#### DIRECTION:
Write out all of the data without omission, exactly as shown.

#### DATA EXCERPTS:
= = = = =

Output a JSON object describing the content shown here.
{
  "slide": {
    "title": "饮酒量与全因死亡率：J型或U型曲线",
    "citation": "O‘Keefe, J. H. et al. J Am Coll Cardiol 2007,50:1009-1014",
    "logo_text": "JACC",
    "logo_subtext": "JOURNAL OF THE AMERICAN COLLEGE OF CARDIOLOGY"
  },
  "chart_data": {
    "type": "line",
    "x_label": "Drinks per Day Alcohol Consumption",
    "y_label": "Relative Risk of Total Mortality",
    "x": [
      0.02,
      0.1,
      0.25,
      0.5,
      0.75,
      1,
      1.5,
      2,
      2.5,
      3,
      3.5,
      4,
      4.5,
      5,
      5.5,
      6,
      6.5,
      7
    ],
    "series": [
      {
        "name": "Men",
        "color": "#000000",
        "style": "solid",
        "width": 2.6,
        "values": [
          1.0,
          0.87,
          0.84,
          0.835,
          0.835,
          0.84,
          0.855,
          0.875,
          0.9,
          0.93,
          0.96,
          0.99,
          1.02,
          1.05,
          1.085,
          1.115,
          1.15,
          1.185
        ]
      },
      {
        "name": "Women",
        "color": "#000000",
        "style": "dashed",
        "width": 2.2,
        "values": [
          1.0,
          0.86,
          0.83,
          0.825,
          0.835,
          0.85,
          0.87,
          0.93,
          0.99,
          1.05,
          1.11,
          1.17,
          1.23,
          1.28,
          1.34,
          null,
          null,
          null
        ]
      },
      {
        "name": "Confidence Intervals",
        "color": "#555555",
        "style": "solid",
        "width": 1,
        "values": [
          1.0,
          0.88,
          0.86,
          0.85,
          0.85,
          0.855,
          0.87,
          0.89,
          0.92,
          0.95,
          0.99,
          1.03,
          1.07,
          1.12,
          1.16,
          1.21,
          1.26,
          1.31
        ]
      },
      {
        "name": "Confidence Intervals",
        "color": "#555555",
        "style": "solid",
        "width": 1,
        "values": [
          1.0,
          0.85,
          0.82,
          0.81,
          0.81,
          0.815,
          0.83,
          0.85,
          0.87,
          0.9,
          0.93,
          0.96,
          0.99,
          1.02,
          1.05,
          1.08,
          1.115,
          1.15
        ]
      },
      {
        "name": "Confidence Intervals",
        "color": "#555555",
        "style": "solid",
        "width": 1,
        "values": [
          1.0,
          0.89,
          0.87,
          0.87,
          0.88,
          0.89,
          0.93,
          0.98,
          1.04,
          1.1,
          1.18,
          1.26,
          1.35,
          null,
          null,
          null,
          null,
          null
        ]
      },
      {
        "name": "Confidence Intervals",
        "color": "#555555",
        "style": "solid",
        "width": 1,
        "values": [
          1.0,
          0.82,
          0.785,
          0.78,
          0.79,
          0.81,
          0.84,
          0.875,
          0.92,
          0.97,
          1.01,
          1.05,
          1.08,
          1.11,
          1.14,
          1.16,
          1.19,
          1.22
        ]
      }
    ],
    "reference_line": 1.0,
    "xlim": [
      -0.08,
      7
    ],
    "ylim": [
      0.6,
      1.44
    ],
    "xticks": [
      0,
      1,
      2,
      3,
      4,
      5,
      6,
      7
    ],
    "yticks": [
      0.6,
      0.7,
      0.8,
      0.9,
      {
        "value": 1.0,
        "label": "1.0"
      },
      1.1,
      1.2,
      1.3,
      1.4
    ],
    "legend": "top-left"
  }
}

= = = = =

#### THE RESPONSE:
Output a JSON object describing the content shown here.
{
  "slide": {
    "title": "饮酒量与全因死亡率：J型或U型曲线",
    "citation": "O‘Keefe, J. H. et al. J Am Coll Cardiol 2007,50:1009-1014",
    "logo_text": "JACC",
    "logo_subtext": "JOURNAL OF THE AMERICAN COLLEGE OF CARDIOLOGY"
  },
  "chart_data": {
    "type": "line",
    "x_label": "Drinks per Day Alcohol Consumption",
    "y_label": "Relative Risk of Total Mortality",
    "x": [
      0.02,
      0.1,
      0.25,
      0.5,
      0.75,
      1,
      1.5,
      2,
      2.5,
      3,
      3.5,
      4,
      4.5,
      5,
      5.5,
      6,
      6.5,
      7
    ],
    "series": [
      {
        "name": "Men",
        "color": "#000000",
        "style": "solid",
        "width": 2.6,
        "values": [
          1.0,
          0.87,
          0.84,
          0.835,
          0.835,
          0.84,
          0.855,
          0.875,
          0.9,
          0.93,
          0.96,
          0.99,
          1.02,
          1.05,
          1.085,
          1.115,
          1.15,
          1.185
        ]
      },
      {
        "name": "Women",
        "color": "#000000",
        "style": "dashed",
        "width": 2.2,
        "values": [
          1.0,
          0.86,
          0.83,
          0.825,
          0.835,
          0.85,
          0.87,
          0.93,
          0.99,
          1.05,
          1.11,
          1.17,
          1.23,
          1.28,
          1.34,
          null,
          null,
          null
        ]
      },
      {
        "name": "Confidence Intervals",
        "color": "#555555",
        "style": "solid",
        "width": 1,
        "values": [
          1.0,
          0.88,
          0.86,
          0.85,
          0.85,
          0.855,
          0.87,
          0.89,
          0.92,
          0.95,
          0.99,
          1.03,
          1.07,
          1.12,
          1.16,
          1.21,
          1.26,
          1.31
        ]
      },
      {
        "name": "Confidence Intervals",
        "color": "#555555",
        "style": "solid",
        "width": 1,
        "values": [
          1.0,
          0.85,
          0.82,
          0.81,
          0.81,
          0.815,
          0.83,
          0.85,
          0.87,
          0.9,
          0.93,
          0.96,
          0.99,
          1.02,
          1.05,
          1.08,
          1.115,
          1.15
        ]
      },
      {
        "name": "Confidence Intervals",
        "color": "#555555",
        "style": "solid",
        "width": 1,
        "values": [
          1.0,
          0.89,
          0.87,
          0.87,
          0.88,
          0.89,
          0.93,
          0.98,
          1.04,
          1.1,
          1.18,
          1.26,
          1.35,
          null,
          null,
          null,
          null,
          null
        ]
      },
      {
        "name": "Confidence Intervals",
        "color": "#555555",
        "style": "solid",
        "width": 1,
        "values": [
          1.0,
          0.82,
          0.785,
          0.78,
          0.79,
          0.81,
          0.84,
          0.875,
          0.92,
          0.97,
          1.01,
          1.05,
          1.08,
          1.11,
          1.14,
          1.16,
          1.19,
          1.22
        ]
      }
    ],
    "reference_line": 1.0,
    "xlim": [
      -0.08,
      7
    ],
    "ylim": [
      0.6,
      1.44
    ],
    "xticks": [
      0,
      1,
      2,
      3,
      4,
      5,
      6,
      7
    ],
    "yticks": [
      0.6,
      0.7,
      0.8,
      0.9,
      {
        "value": 1.0,
        "label": "1.0"
      },
      1.1,
      1.2,
      1.3,
      1.4
    ],
    "legend": "top-left"
  }
}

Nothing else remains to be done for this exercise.